> _WRITTEN TASK_
Please write out the material that follows, exactly as it stands.

> _DATASET RECORDS_
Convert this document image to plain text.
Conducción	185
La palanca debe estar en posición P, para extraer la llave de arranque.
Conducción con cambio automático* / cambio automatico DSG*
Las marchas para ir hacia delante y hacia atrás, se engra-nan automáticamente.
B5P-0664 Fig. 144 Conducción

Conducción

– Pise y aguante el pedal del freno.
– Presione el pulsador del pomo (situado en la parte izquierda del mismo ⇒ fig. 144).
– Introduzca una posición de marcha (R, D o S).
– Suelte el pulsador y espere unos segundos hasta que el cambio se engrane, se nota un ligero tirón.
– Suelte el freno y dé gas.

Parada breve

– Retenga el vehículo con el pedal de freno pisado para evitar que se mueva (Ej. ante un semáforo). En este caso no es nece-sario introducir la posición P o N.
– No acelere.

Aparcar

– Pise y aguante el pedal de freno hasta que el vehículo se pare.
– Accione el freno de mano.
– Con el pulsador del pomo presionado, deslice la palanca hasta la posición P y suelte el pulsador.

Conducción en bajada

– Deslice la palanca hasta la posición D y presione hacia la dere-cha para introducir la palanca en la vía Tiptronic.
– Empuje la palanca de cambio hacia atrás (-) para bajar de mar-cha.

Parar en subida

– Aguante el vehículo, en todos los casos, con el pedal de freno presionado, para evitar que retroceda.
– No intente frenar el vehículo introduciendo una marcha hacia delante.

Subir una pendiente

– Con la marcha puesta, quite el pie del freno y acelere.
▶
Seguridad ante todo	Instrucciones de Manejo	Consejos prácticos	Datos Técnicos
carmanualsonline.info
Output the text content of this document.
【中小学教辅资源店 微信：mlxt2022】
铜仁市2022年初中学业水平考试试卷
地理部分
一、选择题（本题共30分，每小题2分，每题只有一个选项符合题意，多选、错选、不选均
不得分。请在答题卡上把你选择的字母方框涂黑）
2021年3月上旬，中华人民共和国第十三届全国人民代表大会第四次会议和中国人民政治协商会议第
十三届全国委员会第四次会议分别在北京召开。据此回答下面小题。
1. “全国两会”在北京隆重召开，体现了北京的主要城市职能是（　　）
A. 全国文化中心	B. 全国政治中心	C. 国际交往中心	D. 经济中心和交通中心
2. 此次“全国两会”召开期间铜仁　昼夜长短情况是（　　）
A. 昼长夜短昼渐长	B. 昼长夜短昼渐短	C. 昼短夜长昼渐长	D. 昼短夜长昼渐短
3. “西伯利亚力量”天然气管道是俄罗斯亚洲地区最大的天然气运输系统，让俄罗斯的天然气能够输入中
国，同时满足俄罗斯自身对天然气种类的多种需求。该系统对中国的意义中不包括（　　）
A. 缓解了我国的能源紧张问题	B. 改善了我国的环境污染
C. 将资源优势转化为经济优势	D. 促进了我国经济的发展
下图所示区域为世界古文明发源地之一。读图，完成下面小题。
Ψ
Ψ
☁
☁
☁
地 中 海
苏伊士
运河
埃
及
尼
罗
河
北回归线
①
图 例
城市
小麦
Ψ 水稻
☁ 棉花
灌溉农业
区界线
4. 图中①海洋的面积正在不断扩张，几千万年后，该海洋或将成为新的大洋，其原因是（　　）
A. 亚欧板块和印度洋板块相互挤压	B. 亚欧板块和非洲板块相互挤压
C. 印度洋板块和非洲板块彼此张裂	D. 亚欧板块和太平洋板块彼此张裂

> _SOLVED PROBLEM_
Convert this document image to plain text.
Conducción	185
La palanca debe estar en posición P, para extraer la llave de arranque.
Conducción con cambio automático* / cambio automatico DSG*
Las marchas para ir hacia delante y hacia atrás, se engra-nan automáticamente.
B5P-0664 Fig. 144 Conducción

Conducción

– Pise y aguante el pedal del freno.
– Presione el pulsador del pomo (situado en la parte izquierda del mismo ⇒ fig. 144).
– Introduzca una posición de marcha (R, D o S).
– Suelte el pulsador y espere unos segundos hasta que el cambio se engrane, se nota un ligero tirón.
– Suelte el freno y dé gas.

Parada breve

– Retenga el vehículo con el pedal de freno pisado para evitar que se mueva (Ej. ante un semáforo). En este caso no es nece-sario introducir la posición P o N.
– No acelere.

Aparcar

– Pise y aguante el pedal de freno hasta que el vehículo se pare.
– Accione el freno de mano.
– Con el pulsador del pomo presionado, deslice la palanca hasta la posición P y suelte el pulsador.

Conducción en bajada

– Deslice la palanca hasta la posición D y presione hacia la dere-cha para introducir la palanca en la vía Tiptronic.
– Empuje la palanca de cambio hacia atrás (-) para bajar de mar-cha.

Parar en subida

– Aguante el vehículo, en todos los casos, con el pedal de freno presionado, para evitar que retroceda.
– No intente frenar el vehículo introduciendo una marcha hacia delante.

Subir una pendiente

– Con la marcha puesta, quite el pie del freno y acelere.
▶
Seguridad ante todo	Instrucciones de Manejo	Consejos prácticos	Datos Técnicos
carmanualsonline.info
Output the text content of this document.
【中小学教辅资源店 微信：mlxt2022】
铜仁市2022年初中学业水平考试试卷
地理部分
一、选择题（本题共30分，每小题2分，每题只有一个选项符合题意，多选、错选、不选均
不得分。请在答题卡上把你选择的字母方框涂黑）
2021年3月上旬，中华人民共和国第十三届全国人民代表大会第四次会议和中国人民政治协商会议第
十三届全国委员会第四次会议分别在北京召开。据此回答下面小题。
1. “全国两会”在北京隆重召开，体现了北京的主要城市职能是（　　）
A. 全国文化中心	B. 全国政治中心	C. 国际交往中心	D. 经济中心和交通中心
2. 此次“全国两会”召开期间铜仁　昼夜长短情况是（　　）
A. 昼长夜短昼渐长	B. 昼长夜短昼渐短	C. 昼短夜长昼渐长	D. 昼短夜长昼渐短
3. “西伯利亚力量”天然气管道是俄罗斯亚洲地区最大的天然气运输系统，让俄罗斯的天然气能够输入中
国，同时满足俄罗斯自身对天然气种类的多种需求。该系统对中国的意义中不包括（　　）
A. 缓解了我国的能源紧张问题	B. 改善了我国的环境污染
C. 将资源优势转化为经济优势	D. 促进了我国经济的发展
下图所示区域为世界古文明发源地之一。读图，完成下面小题。
Ψ
Ψ
☁
☁
☁
地 中 海
苏伊士
运河
埃
及
尼
罗
河
北回归线
①
图 例
城市
小麦
Ψ 水稻
☁ 棉花
灌溉农业
区界线
4. 图中①海洋的面积正在不断扩张，几千万年后，该海洋或将成为新的大洋，其原因是（　　）
A. 亚欧板块和印度洋板块相互挤压	B. 亚欧板块和非洲板块相互挤压
C. 印度洋板块和非洲板块彼此张裂	D. 亚欧板块和太平洋板块彼此张裂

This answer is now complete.